Keep the images out and copy every entry below exactly.

-- Begin Recorded information --

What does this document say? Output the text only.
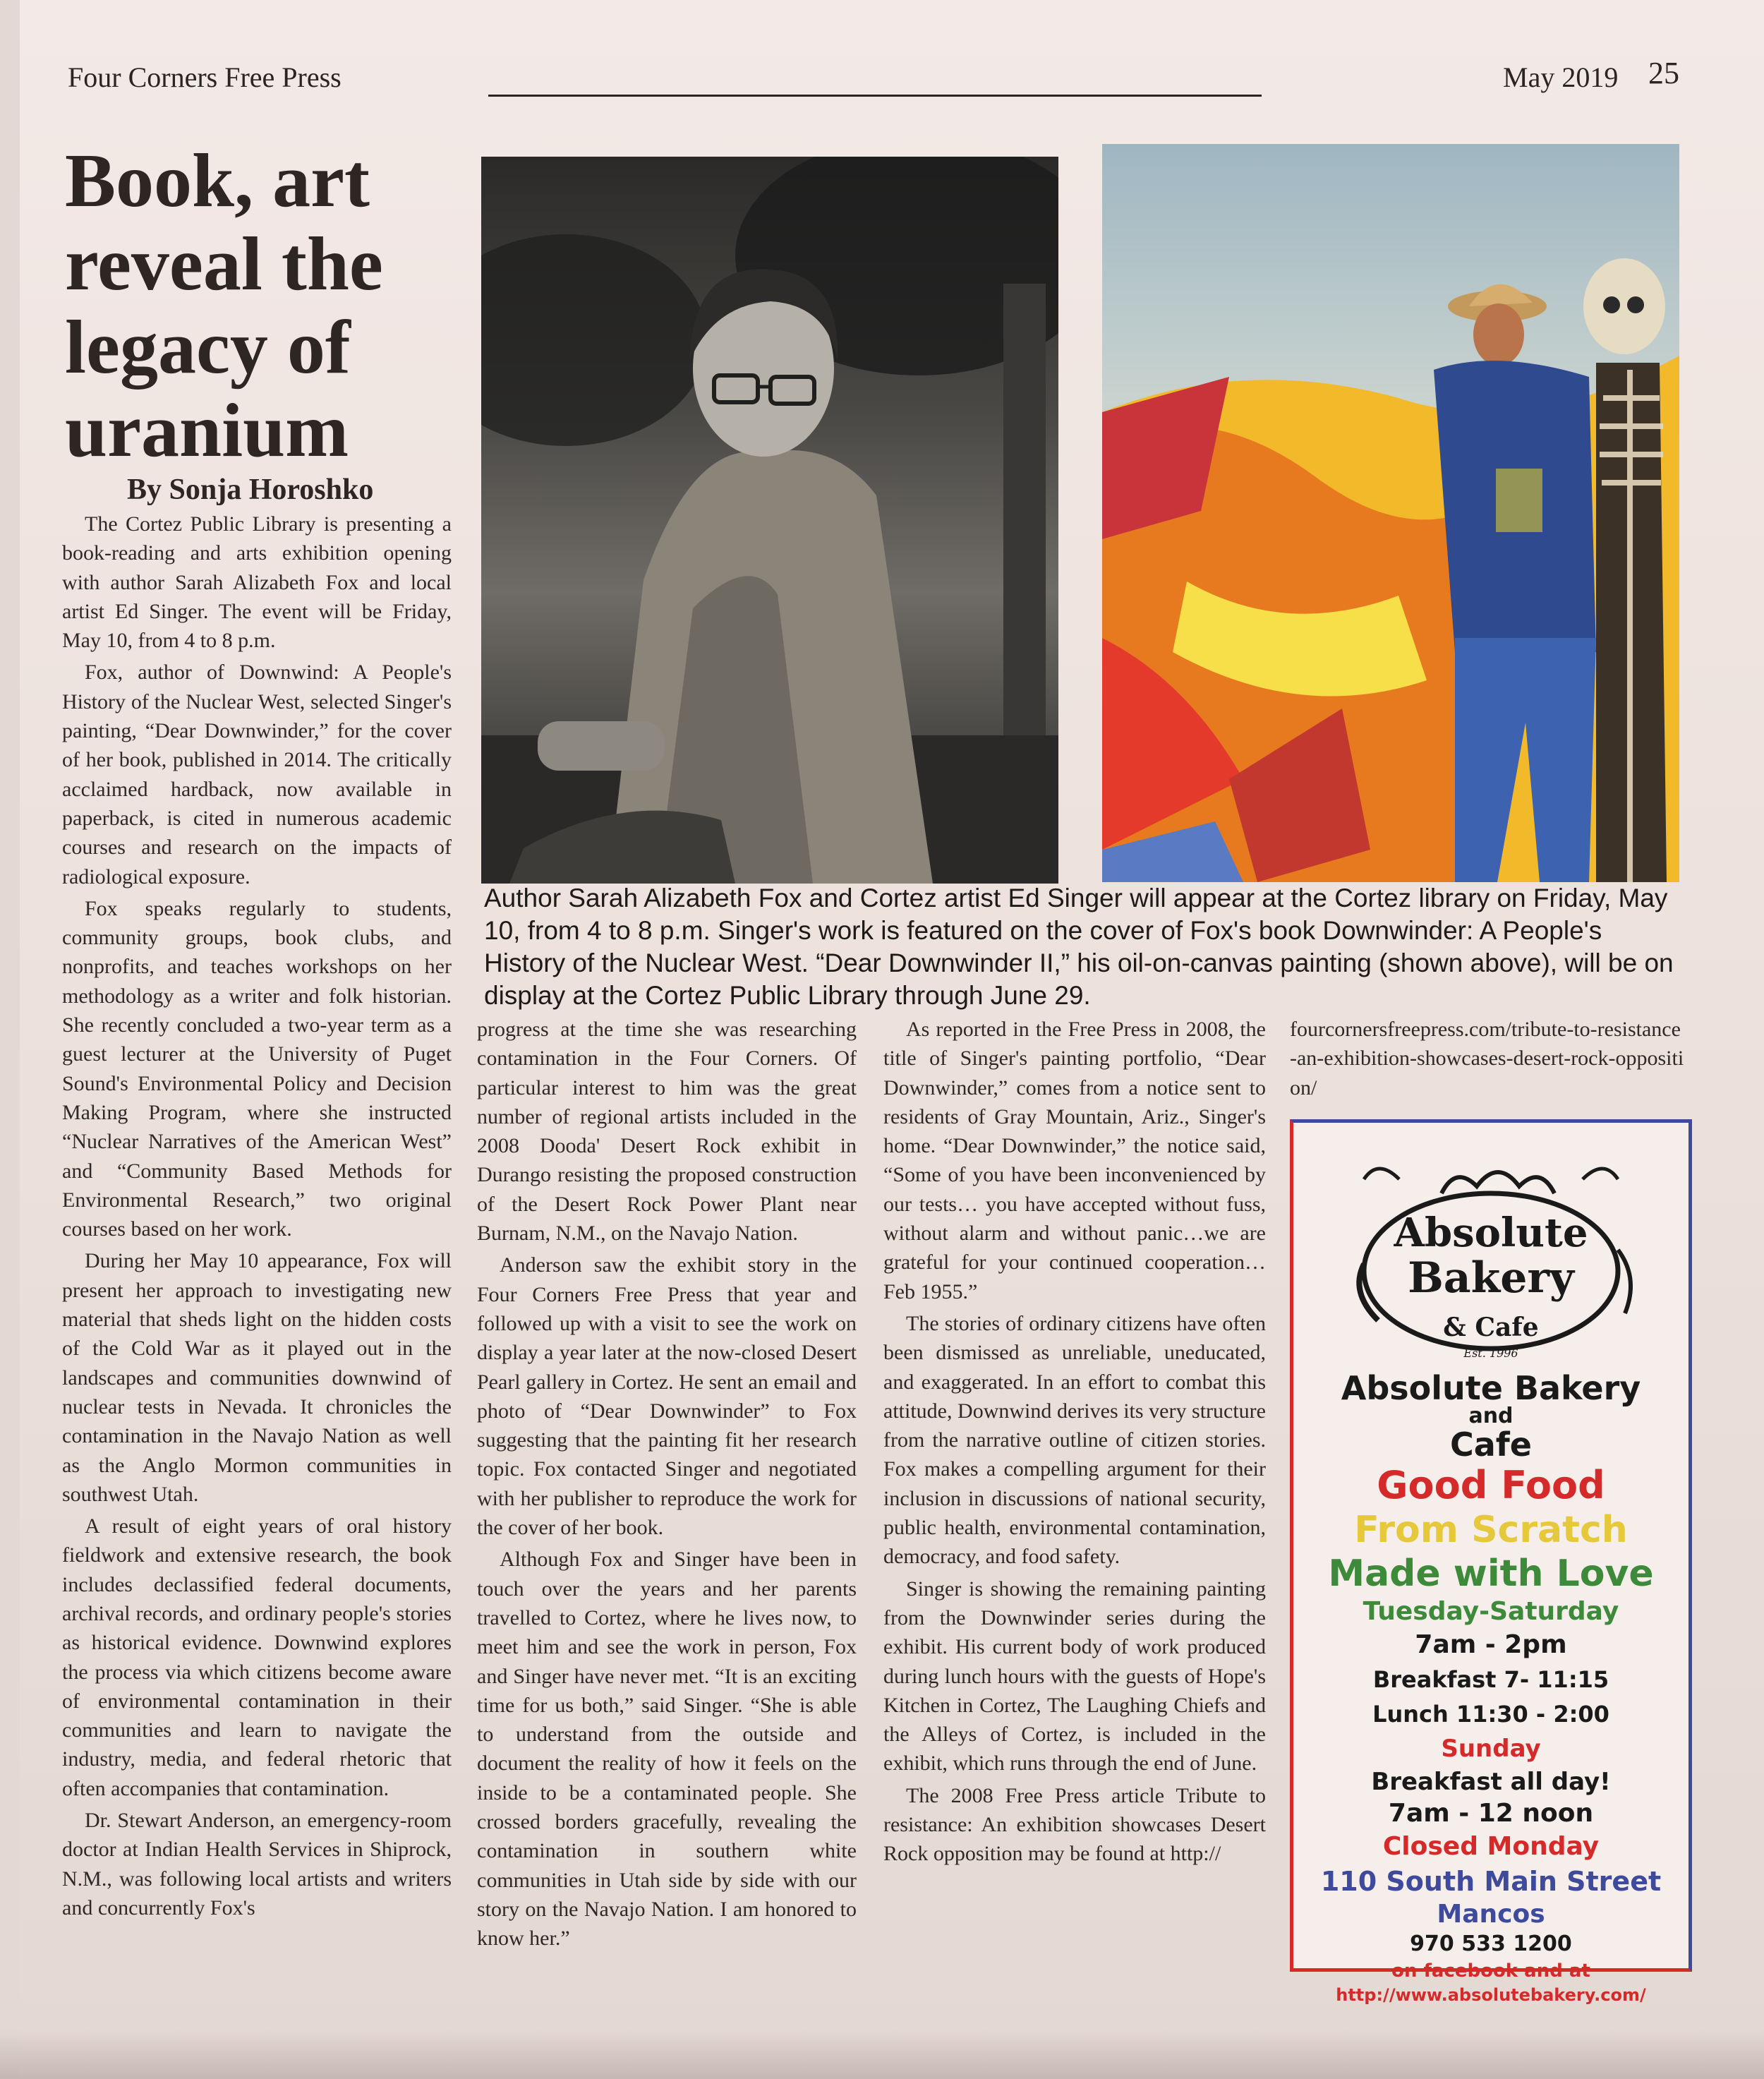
Four Corners Free Press	May 2019 25
Book, art
reveal the
legacy of
uranium
By Sonja Horoshko

The Cortez Public Library is presenting a book-reading and arts exhibition opening with author Sarah Alizabeth Fox and local artist Ed Singer. The event will be Friday, May 10, from 4 to 8 p.m.

Fox, author of Downwind: A People's History of the Nuclear West, selected Singer's painting, “Dear Downwinder,” for the cover of her book, published in 2014. The critically acclaimed hardback, now available in paperback, is cited in numerous academic courses and research on the impacts of radiological exposure.

Fox speaks regularly to students, community groups, book clubs, and nonprofits, and teaches workshops on her methodology as a writer and folk historian. She recently concluded a two-year term as a guest lecturer at the University of Puget Sound's Environmental Policy and Decision Making Program, where she instructed “Nuclear Narratives of the American West” and “Community Based Methods for Environmental Research,” two original courses based on her work.

During her May 10 appearance, Fox will present her approach to investigating new material that sheds light on the hidden costs of the Cold War as it played out in the landscapes and communities downwind of nuclear tests in Nevada. It chronicles the contamination in the Navajo Nation as well as the Anglo Mormon communities in southwest Utah.

A result of eight years of oral history fieldwork and extensive research, the book includes declassified federal documents, archival records, and ordinary people's stories as historical evidence. Downwind explores the process via which citizens become aware of environmental contamination in their communities and learn to navigate the industry, media, and federal rhetoric that often accompanies that contamination.

Dr. Stewart Anderson, an emergency-room doctor at Indian Health Services in Shiprock, N.M., was following local artists and writers and concurrently Fox's

Author Sarah Alizabeth Fox and Cortez artist Ed Singer will appear at the Cortez library on Friday, May 10, from 4 to 8 p.m. Singer's work is featured on the cover of Fox's book Downwinder: A People's History of the Nuclear West. “Dear Downwinder II,” his oil-on-canvas painting (shown above), will be on display at the Cortez Public Library through June 29.

progress at the time she was researching contamination in the Four Corners. Of particular interest to him was the great number of regional artists included in the 2008 Dooda' Desert Rock exhibit in Durango resisting the proposed construction of the Desert Rock Power Plant near Burnam, N.M., on the Navajo Nation.

Anderson saw the exhibit story in the Four Corners Free Press that year and followed up with a visit to see the work on display a year later at the now-closed Desert Pearl gallery in Cortez. He sent an email and photo of “Dear Downwinder” to Fox suggesting that the painting fit her research topic. Fox contacted Singer and negotiated with her publisher to reproduce the work for the cover of her book.

Although Fox and Singer have been in touch over the years and her parents travelled to Cortez, where he lives now, to meet him and see the work in person, Fox and Singer have never met. “It is an exciting time for us both,” said Singer. “She is able to understand from the outside and document the reality of how it feels on the inside to be a contaminated people. She crossed borders gracefully, revealing the contamination in southern white communities in Utah side by side with our story on the Navajo Nation. I am honored to know her.”

As reported in the Free Press in 2008, the title of Singer's painting portfolio, “Dear Downwinder,” comes from a notice sent to residents of Gray Mountain, Ariz., Singer's home. “Dear Downwinder,” the notice said, “Some of you have been inconvenienced by our tests… you have accepted without fuss, without alarm and without panic…we are grateful for your continued cooperation… Feb 1955.”

The stories of ordinary citizens have often been dismissed as unreliable, uneducated, and exaggerated. In an effort to combat this attitude, Downwind derives its very structure from the narrative outline of citizen stories. Fox makes a compelling argument for their inclusion in discussions of national security, public health, environmental contamination, democracy, and food safety.

Singer is showing the remaining painting from the Downwinder series during the exhibit. His current body of work produced during lunch hours with the guests of Hope's Kitchen in Cortez, The Laughing Chiefs and the Alleys of Cortez, is included in the exhibit, which runs through the end of June.

The 2008 Free Press article Tribute to resistance: An exhibition showcases Desert Rock opposition may be found at http://

fourcornersfreepress.com/tribute-to-resistance-an-exhibition-showcases-desert-rock-opposition/

Absolute
Bakery
& Cafe
Est. 1996
Absolute Bakery
and
Cafe
Good Food
From Scratch
Made with Love
Tuesday-Saturday
7am - 2pm
Breakfast 7- 11:15
Lunch 11:30 - 2:00
Sunday
Breakfast all day!
7am - 12 noon
Closed Monday
110 South Main Street
Mancos
970 533 1200
on facebook and at
http://www.absolutebakery.com/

-- End Recorded information --

# Task result:
What does this document say? Output the text only.
Four Corners Free Press	May 2019 25
Book, art
reveal the
legacy of
uranium
By Sonja Horoshko

The Cortez Public Library is presenting a book-reading and arts exhibition opening with author Sarah Alizabeth Fox and local artist Ed Singer. The event will be Friday, May 10, from 4 to 8 p.m.

Fox, author of Downwind: A People's History of the Nuclear West, selected Singer's painting, “Dear Downwinder,” for the cover of her book, published in 2014. The critically acclaimed hardback, now available in paperback, is cited in numerous academic courses and research on the impacts of radiological exposure.

Fox speaks regularly to students, community groups, book clubs, and nonprofits, and teaches workshops on her methodology as a writer and folk historian. She recently concluded a two-year term as a guest lecturer at the University of Puget Sound's Environmental Policy and Decision Making Program, where she instructed “Nuclear Narratives of the American West” and “Community Based Methods for Environmental Research,” two original courses based on her work.

During her May 10 appearance, Fox will present her approach to investigating new material that sheds light on the hidden costs of the Cold War as it played out in the landscapes and communities downwind of nuclear tests in Nevada. It chronicles the contamination in the Navajo Nation as well as the Anglo Mormon communities in southwest Utah.

A result of eight years of oral history fieldwork and extensive research, the book includes declassified federal documents, archival records, and ordinary people's stories as historical evidence. Downwind explores the process via which citizens become aware of environmental contamination in their communities and learn to navigate the industry, media, and federal rhetoric that often accompanies that contamination.

Dr. Stewart Anderson, an emergency-room doctor at Indian Health Services in Shiprock, N.M., was following local artists and writers and concurrently Fox's

Author Sarah Alizabeth Fox and Cortez artist Ed Singer will appear at the Cortez library on Friday, May 10, from 4 to 8 p.m. Singer's work is featured on the cover of Fox's book Downwinder: A People's History of the Nuclear West. “Dear Downwinder II,” his oil-on-canvas painting (shown above), will be on display at the Cortez Public Library through June 29.

progress at the time she was researching contamination in the Four Corners. Of particular interest to him was the great number of regional artists included in the 2008 Dooda' Desert Rock exhibit in Durango resisting the proposed construction of the Desert Rock Power Plant near Burnam, N.M., on the Navajo Nation.

Anderson saw the exhibit story in the Four Corners Free Press that year and followed up with a visit to see the work on display a year later at the now-closed Desert Pearl gallery in Cortez. He sent an email and photo of “Dear Downwinder” to Fox suggesting that the painting fit her research topic. Fox contacted Singer and negotiated with her publisher to reproduce the work for the cover of her book.

Although Fox and Singer have been in touch over the years and her parents travelled to Cortez, where he lives now, to meet him and see the work in person, Fox and Singer have never met. “It is an exciting time for us both,” said Singer. “She is able to understand from the outside and document the reality of how it feels on the inside to be a contaminated people. She crossed borders gracefully, revealing the contamination in southern white communities in Utah side by side with our story on the Navajo Nation. I am honored to know her.”

As reported in the Free Press in 2008, the title of Singer's painting portfolio, “Dear Downwinder,” comes from a notice sent to residents of Gray Mountain, Ariz., Singer's home. “Dear Downwinder,” the notice said, “Some of you have been inconvenienced by our tests… you have accepted without fuss, without alarm and without panic…we are grateful for your continued cooperation… Feb 1955.”

The stories of ordinary citizens have often been dismissed as unreliable, uneducated, and exaggerated. In an effort to combat this attitude, Downwind derives its very structure from the narrative outline of citizen stories. Fox makes a compelling argument for their inclusion in discussions of national security, public health, environmental contamination, democracy, and food safety.

Singer is showing the remaining painting from the Downwinder series during the exhibit. His current body of work produced during lunch hours with the guests of Hope's Kitchen in Cortez, The Laughing Chiefs and the Alleys of Cortez, is included in the exhibit, which runs through the end of June.

The 2008 Free Press article Tribute to resistance: An exhibition showcases Desert Rock opposition may be found at http://

fourcornersfreepress.com/tribute-to-resistance-an-exhibition-showcases-desert-rock-opposition/

Absolute
Bakery
& Cafe
Est. 1996
Absolute Bakery
and
Cafe
Good Food
From Scratch
Made with Love
Tuesday-Saturday
7am - 2pm
Breakfast 7- 11:15
Lunch 11:30 - 2:00
Sunday
Breakfast all day!
7am - 12 noon
Closed Monday
110 South Main Street
Mancos
970 533 1200
on facebook and at
http://www.absolutebakery.com/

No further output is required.